Activity 1
In the text on the 1987 Republic Hall fire, what was the laser beam focused on when the fire began?
Activity 2
Reproduce word for word the part of the Republic Hall fire text between "On 25 March" and "hall to collapse.", inclusive.

== Passage for review

On 25 March 1987, a fire broke out in the Republic Hall causing significant damage. The blaze broke out when Laser Point Limited was preparing for a laser show to commemorate Daihatsu’s launch of its Charade car model in Malta. The cause of the fire was a laser beam that was focused on the Maltese Coat of Arms that was above the stage curtain. Within minutes, the fire spread through the hall, destroying it in the process. There were no injuries but the hall was decimated. The Blaze started at about 6pm and raged for three hours, causing the roof of the hall to collapse.

Charles Bonello, the theatre manager, testified in the subsequent court case that smoke started to emanate from the centre of the coat of arms "like a chimney". According to his statement, at first, only a small portion of the emblem was on fire but soon the whole thing was ablaze. The laser was 18 watts, much stronger than what was typically used in entrainment venues. The fire alarm failed to ring, the fire extinguishers also failed, and no water came out from the pipes. The court-appointed experts concluded that "there were no sufficient means for the fire to be controlled."

====
== The data

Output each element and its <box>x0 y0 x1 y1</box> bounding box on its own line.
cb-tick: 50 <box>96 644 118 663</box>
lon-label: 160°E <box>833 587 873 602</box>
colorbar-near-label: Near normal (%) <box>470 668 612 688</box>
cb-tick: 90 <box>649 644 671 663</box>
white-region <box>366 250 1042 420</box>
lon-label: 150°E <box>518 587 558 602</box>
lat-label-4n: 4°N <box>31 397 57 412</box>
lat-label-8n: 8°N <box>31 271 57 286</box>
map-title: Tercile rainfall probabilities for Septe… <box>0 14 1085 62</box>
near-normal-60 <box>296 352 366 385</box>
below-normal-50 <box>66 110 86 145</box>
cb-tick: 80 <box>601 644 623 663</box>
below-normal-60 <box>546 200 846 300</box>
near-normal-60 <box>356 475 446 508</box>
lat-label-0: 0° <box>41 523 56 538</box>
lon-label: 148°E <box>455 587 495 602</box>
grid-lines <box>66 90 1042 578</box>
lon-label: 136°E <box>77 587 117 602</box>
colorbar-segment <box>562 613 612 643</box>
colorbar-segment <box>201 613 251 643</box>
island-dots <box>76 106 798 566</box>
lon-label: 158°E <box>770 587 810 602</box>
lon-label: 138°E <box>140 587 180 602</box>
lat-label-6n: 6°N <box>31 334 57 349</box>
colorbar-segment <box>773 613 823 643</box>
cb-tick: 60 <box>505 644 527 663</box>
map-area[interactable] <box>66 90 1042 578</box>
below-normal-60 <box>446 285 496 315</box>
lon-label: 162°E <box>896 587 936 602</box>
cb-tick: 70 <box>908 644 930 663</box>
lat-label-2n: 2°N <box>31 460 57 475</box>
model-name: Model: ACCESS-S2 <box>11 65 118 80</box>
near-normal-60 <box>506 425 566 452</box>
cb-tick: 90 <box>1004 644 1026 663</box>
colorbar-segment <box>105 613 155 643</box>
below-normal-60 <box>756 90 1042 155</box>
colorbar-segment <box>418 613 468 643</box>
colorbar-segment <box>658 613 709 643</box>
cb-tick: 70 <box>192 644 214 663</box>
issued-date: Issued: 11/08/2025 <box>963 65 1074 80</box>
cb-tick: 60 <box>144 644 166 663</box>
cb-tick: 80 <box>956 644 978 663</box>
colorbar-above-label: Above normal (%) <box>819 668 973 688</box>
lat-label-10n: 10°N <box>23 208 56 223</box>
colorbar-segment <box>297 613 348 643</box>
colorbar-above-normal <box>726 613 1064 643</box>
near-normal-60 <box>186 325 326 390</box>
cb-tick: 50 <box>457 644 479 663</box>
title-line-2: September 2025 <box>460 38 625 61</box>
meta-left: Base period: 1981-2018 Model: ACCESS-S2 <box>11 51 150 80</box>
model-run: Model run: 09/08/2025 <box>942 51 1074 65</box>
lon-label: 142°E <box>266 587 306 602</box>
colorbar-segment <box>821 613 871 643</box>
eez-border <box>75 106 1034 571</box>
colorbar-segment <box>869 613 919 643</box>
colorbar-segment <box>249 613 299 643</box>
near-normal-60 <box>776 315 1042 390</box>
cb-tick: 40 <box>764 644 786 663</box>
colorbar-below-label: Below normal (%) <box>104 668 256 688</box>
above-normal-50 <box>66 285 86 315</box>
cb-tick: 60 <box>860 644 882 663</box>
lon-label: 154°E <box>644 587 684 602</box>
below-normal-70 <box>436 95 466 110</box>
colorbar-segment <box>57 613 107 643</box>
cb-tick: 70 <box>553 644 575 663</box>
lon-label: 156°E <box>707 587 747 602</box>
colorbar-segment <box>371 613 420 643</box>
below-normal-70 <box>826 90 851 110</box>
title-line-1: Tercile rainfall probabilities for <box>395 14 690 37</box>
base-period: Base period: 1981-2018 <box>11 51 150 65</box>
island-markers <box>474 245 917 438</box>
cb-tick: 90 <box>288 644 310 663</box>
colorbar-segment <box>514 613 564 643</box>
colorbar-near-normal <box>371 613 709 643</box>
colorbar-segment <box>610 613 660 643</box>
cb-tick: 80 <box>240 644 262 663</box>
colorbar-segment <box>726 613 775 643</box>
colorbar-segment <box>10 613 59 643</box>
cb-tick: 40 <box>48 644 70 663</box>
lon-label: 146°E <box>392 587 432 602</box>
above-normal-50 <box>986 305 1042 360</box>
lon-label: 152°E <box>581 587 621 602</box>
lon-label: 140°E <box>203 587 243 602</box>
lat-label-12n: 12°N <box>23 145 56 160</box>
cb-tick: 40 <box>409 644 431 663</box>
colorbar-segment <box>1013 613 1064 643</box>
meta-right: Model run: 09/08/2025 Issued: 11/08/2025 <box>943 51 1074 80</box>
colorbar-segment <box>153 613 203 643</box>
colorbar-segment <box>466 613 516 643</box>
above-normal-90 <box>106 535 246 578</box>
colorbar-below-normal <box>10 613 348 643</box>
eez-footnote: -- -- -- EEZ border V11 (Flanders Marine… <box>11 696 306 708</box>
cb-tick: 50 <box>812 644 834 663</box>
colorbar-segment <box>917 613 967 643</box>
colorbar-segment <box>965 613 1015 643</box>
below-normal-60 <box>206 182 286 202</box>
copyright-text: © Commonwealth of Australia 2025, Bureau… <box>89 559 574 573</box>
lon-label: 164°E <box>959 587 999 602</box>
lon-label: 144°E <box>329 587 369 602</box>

====

Worked solution 1
The Maltese Coat of Arms above the stage curtain.

Worked solution 2
On 25 March 1987, a fire broke out in the Republic Hall causing significant damage. The blaze broke out when Laser Point Limited was preparing for a laser show to commemorate Daihatsu’s launch of its Charade car model in Malta. The cause of the fire was a laser beam that was focused on the Maltese Coat of Arms that was above the stage curtain. Within minutes, the fire spread through the hall, destroying it in the process. There were no injuries but the hall was decimated. The Blaze started at about 6pm and raged for three hours, causing the roof of the hall to collapse.